* EXERCISE DETAILS *
Write out every entry precisely as given, leaving the pictures out.

[Extracted records]
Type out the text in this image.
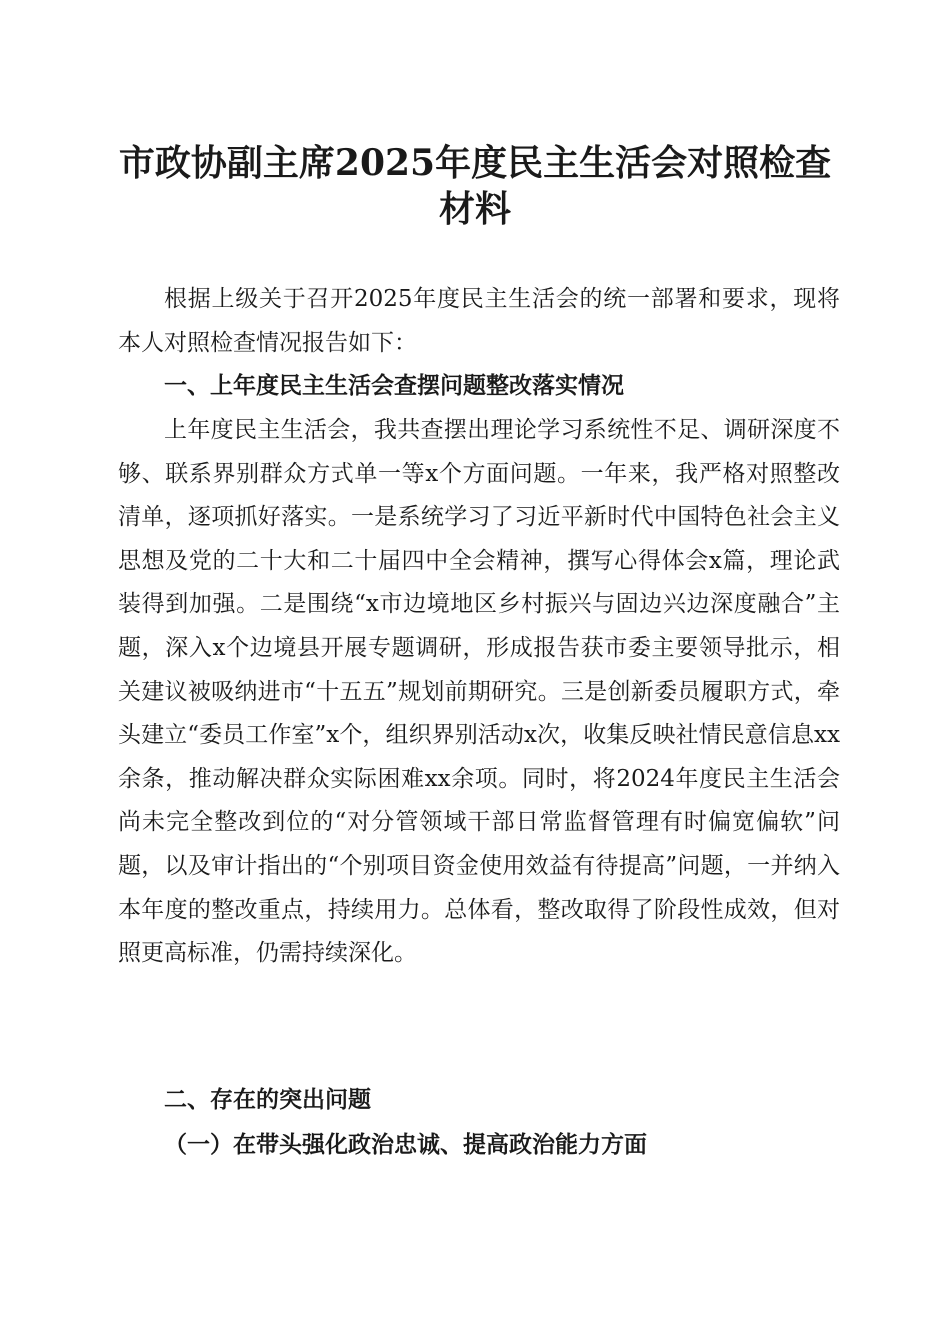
市政协副主席2025年度民主生活会对照检查
材料

根据上级关于召开2025年度民主生活会的统一部署和要求，现将本人对照检查情况报告如下：

一、上年度民主生活会查摆问题整改落实情况

上年度民主生活会，我共查摆出理论学习系统性不足、调研深度不够、联系界别群众方式单一等x个方面问题。一年来，我严格对照整改清单，逐项抓好落实。一是系统学习了习近平新时代中国特色社会主义思想及党的二十大和二十届四中全会精神，撰写心得体会x篇，理论武装得到加强。二是围绕“x市边境地区乡村振兴与固边兴边深度融合”主题，深入x个边境县开展专题调研，形成报告获市委主要领导批示，相关建议被吸纳进市“十五五”规划前期研究。三是创新委员履职方式，牵头建立“委员工作室”x个，组织界别活动x次，收集反映社情民意信息xx余条，推动解决群众实际困难xx余项。同时，将2024年度民主生活会尚未完全整改到位的“对分管领域干部日常监督管理有时偏宽偏软”问题，以及审计指出的“个别项目资金使用效益有待提高”问题，一并纳入本年度的整改重点，持续用力。总体看，整改取得了阶段性成效，但对照更高标准，仍需持续深化。

二、存在的突出问题
（一）在带头强化政治忠诚、提高政治能力方面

* WRITTEN RESPONSE *
Type out the text in this image.
市政协副主席2025年度民主生活会对照检查
材料

根据上级关于召开2025年度民主生活会的统一部署和要求，现将本人对照检查情况报告如下：

一、上年度民主生活会查摆问题整改落实情况

上年度民主生活会，我共查摆出理论学习系统性不足、调研深度不够、联系界别群众方式单一等x个方面问题。一年来，我严格对照整改清单，逐项抓好落实。一是系统学习了习近平新时代中国特色社会主义思想及党的二十大和二十届四中全会精神，撰写心得体会x篇，理论武装得到加强。二是围绕“x市边境地区乡村振兴与固边兴边深度融合”主题，深入x个边境县开展专题调研，形成报告获市委主要领导批示，相关建议被吸纳进市“十五五”规划前期研究。三是创新委员履职方式，牵头建立“委员工作室”x个，组织界别活动x次，收集反映社情民意信息xx余条，推动解决群众实际困难xx余项。同时，将2024年度民主生活会尚未完全整改到位的“对分管领域干部日常监督管理有时偏宽偏软”问题，以及审计指出的“个别项目资金使用效益有待提高”问题，一并纳入本年度的整改重点，持续用力。总体看，整改取得了阶段性成效，但对照更高标准，仍需持续深化。

二、存在的突出问题
（一）在带头强化政治忠诚、提高政治能力方面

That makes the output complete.